▶ [Set problem]:
Rewrite the items below, replacing every "True strain" with "Logarithmic strain" and leaving everything else unchanged.
──────── Data lines ────────
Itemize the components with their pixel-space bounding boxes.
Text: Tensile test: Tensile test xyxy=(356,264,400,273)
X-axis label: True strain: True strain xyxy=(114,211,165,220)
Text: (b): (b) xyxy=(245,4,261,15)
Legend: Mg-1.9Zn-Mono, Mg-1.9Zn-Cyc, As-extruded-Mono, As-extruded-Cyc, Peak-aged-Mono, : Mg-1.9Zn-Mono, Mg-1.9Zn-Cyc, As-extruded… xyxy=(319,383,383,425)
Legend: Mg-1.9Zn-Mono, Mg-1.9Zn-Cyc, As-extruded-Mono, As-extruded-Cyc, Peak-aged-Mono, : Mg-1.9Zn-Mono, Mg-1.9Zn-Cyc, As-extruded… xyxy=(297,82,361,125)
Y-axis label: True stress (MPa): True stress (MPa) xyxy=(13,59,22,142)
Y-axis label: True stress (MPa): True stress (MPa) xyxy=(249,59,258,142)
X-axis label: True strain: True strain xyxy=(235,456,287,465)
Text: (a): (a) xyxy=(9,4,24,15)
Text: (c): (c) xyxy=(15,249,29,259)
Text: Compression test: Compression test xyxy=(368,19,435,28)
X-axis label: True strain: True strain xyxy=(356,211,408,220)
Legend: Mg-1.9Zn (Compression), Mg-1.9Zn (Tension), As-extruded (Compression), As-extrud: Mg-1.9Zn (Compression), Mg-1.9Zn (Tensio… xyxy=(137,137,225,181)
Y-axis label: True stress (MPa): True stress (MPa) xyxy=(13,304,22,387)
────────
▶ [The answer]:
Itemize the components with their pixel-space bounding boxes.
Text: Tensile test: Tensile test xyxy=(356,264,400,273)
X-axis label: Logarithmic strain: Logarithmic strain xyxy=(114,211,165,220)
Text: (b): (b) xyxy=(245,4,261,15)
Legend: Mg-1.9Zn-Mono, Mg-1.9Zn-Cyc, As-extruded-Mono, As-extruded-Cyc, Peak-aged-Mono, : Mg-1.9Zn-Mono, Mg-1.9Zn-Cyc, As-extruded… xyxy=(319,383,383,425)
Legend: Mg-1.9Zn-Mono, Mg-1.9Zn-Cyc, As-extruded-Mono, As-extruded-Cyc, Peak-aged-Mono, : Mg-1.9Zn-Mono, Mg-1.9Zn-Cyc, As-extruded… xyxy=(297,82,361,125)
Y-axis label: True stress (MPa): True stress (MPa) xyxy=(13,59,22,142)
Y-axis label: True stress (MPa): True stress (MPa) xyxy=(249,59,258,142)
X-axis label: Logarithmic strain: Logarithmic strain xyxy=(235,456,287,465)
Text: (a): (a) xyxy=(9,4,24,15)
Text: (c): (c) xyxy=(15,249,29,259)
Text: Compression test: Compression test xyxy=(368,19,435,28)
X-axis label: Logarithmic strain: Logarithmic strain xyxy=(356,211,408,220)
Legend: Mg-1.9Zn (Compression), Mg-1.9Zn (Tension), As-extruded (Compression), As-extrud: Mg-1.9Zn (Compression), Mg-1.9Zn (Tensio… xyxy=(137,137,225,181)
Y-axis label: True stress (MPa): True stress (MPa) xyxy=(13,304,22,387)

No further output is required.